━━━━━ DATA SUPPLIED ━━━━━

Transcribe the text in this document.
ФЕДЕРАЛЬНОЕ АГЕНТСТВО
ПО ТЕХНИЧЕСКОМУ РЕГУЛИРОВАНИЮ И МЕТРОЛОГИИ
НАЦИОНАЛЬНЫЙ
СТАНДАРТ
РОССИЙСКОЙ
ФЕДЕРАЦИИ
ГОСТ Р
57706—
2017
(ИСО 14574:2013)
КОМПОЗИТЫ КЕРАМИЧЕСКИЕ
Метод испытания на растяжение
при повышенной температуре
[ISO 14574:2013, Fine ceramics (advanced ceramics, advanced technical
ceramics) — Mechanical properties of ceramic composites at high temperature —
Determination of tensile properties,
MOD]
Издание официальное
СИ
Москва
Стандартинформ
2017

━━━━━

SHORT EXERCISE ▸
State only the number of lines in these entries that contain "properties".

WRITTEN REPLY ▸
2